**EXERCISE INSTRUCTIONS**: Reproduce the data in its entirety, exactly as supplied.

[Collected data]
━━━━

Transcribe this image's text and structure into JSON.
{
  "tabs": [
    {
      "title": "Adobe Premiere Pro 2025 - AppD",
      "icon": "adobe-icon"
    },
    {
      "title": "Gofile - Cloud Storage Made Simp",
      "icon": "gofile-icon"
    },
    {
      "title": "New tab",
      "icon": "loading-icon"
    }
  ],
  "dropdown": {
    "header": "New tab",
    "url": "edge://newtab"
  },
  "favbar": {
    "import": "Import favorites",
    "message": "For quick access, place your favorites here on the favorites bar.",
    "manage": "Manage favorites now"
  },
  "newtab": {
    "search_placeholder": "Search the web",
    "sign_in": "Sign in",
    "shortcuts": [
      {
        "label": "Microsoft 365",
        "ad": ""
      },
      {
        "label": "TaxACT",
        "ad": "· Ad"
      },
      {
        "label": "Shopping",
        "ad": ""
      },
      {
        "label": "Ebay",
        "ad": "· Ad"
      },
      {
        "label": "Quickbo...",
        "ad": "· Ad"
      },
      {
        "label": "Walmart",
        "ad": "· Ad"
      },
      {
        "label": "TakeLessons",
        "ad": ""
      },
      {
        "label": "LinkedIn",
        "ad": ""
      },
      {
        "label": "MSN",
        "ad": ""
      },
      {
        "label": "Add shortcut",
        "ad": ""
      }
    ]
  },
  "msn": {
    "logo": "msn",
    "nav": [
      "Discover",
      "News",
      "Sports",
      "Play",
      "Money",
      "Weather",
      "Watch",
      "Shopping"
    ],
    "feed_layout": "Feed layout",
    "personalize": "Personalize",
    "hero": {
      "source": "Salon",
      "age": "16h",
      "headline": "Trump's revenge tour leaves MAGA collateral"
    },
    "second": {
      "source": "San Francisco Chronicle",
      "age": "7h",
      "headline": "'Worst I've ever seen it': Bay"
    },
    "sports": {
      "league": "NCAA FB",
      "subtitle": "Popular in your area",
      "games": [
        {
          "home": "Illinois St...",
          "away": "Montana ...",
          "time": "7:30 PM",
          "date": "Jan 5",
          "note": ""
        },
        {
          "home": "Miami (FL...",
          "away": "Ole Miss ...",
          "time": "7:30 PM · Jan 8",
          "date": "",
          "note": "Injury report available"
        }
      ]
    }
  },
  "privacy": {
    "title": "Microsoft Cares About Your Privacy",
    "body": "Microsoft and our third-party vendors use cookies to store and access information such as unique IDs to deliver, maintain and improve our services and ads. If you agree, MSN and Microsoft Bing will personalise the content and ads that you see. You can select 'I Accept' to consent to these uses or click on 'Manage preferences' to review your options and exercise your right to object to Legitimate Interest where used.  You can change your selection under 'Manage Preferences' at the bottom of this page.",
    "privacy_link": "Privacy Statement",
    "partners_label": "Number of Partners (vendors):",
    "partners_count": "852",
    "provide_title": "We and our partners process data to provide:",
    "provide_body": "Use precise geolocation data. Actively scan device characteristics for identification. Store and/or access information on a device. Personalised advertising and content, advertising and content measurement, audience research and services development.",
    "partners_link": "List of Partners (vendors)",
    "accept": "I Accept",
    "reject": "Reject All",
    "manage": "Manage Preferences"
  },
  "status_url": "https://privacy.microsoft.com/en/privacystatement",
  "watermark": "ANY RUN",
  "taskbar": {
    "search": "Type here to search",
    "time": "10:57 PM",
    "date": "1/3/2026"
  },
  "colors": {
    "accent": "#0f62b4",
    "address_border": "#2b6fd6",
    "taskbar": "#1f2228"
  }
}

━━━━

**THE RESPONSE**:
Transcribe this image's text and structure into JSON.
{
  "tabs": [
    {
      "title": "Adobe Premiere Pro 2025 - AppD",
      "icon": "adobe-icon"
    },
    {
      "title": "Gofile - Cloud Storage Made Simp",
      "icon": "gofile-icon"
    },
    {
      "title": "New tab",
      "icon": "loading-icon"
    }
  ],
  "dropdown": {
    "header": "New tab",
    "url": "edge://newtab"
  },
  "favbar": {
    "import": "Import favorites",
    "message": "For quick access, place your favorites here on the favorites bar.",
    "manage": "Manage favorites now"
  },
  "newtab": {
    "search_placeholder": "Search the web",
    "sign_in": "Sign in",
    "shortcuts": [
      {
        "label": "Microsoft 365",
        "ad": ""
      },
      {
        "label": "TaxACT",
        "ad": "· Ad"
      },
      {
        "label": "Shopping",
        "ad": ""
      },
      {
        "label": "Ebay",
        "ad": "· Ad"
      },
      {
        "label": "Quickbo...",
        "ad": "· Ad"
      },
      {
        "label": "Walmart",
        "ad": "· Ad"
      },
      {
        "label": "TakeLessons",
        "ad": ""
      },
      {
        "label": "LinkedIn",
        "ad": ""
      },
      {
        "label": "MSN",
        "ad": ""
      },
      {
        "label": "Add shortcut",
        "ad": ""
      }
    ]
  },
  "msn": {
    "logo": "msn",
    "nav": [
      "Discover",
      "News",
      "Sports",
      "Play",
      "Money",
      "Weather",
      "Watch",
      "Shopping"
    ],
    "feed_layout": "Feed layout",
    "personalize": "Personalize",
    "hero": {
      "source": "Salon",
      "age": "16h",
      "headline": "Trump's revenge tour leaves MAGA collateral"
    },
    "second": {
      "source": "San Francisco Chronicle",
      "age": "7h",
      "headline": "'Worst I've ever seen it': Bay"
    },
    "sports": {
      "league": "NCAA FB",
      "subtitle": "Popular in your area",
      "games": [
        {
          "home": "Illinois St...",
          "away": "Montana ...",
          "time": "7:30 PM",
          "date": "Jan 5",
          "note": ""
        },
        {
          "home": "Miami (FL...",
          "away": "Ole Miss ...",
          "time": "7:30 PM · Jan 8",
          "date": "",
          "note": "Injury report available"
        }
      ]
    }
  },
  "privacy": {
    "title": "Microsoft Cares About Your Privacy",
    "body": "Microsoft and our third-party vendors use cookies to store and access information such as unique IDs to deliver, maintain and improve our services and ads. If you agree, MSN and Microsoft Bing will personalise the content and ads that you see. You can select 'I Accept' to consent to these uses or click on 'Manage preferences' to review your options and exercise your right to object to Legitimate Interest where used.  You can change your selection under 'Manage Preferences' at the bottom of this page.",
    "privacy_link": "Privacy Statement",
    "partners_label": "Number of Partners (vendors):",
    "partners_count": "852",
    "provide_title": "We and our partners process data to provide:",
    "provide_body": "Use precise geolocation data. Actively scan device characteristics for identification. Store and/or access information on a device. Personalised advertising and content, advertising and content measurement, audience research and services development.",
    "partners_link": "List of Partners (vendors)",
    "accept": "I Accept",
    "reject": "Reject All",
    "manage": "Manage Preferences"
  },
  "status_url": "https://privacy.microsoft.com/en/privacystatement",
  "watermark": "ANY RUN",
  "taskbar": {
    "search": "Type here to search",
    "time": "10:57 PM",
    "date": "1/3/2026"
  },
  "colors": {
    "accent": "#0f62b4",
    "address_border": "#2b6fd6",
    "taskbar": "#1f2228"
  }
}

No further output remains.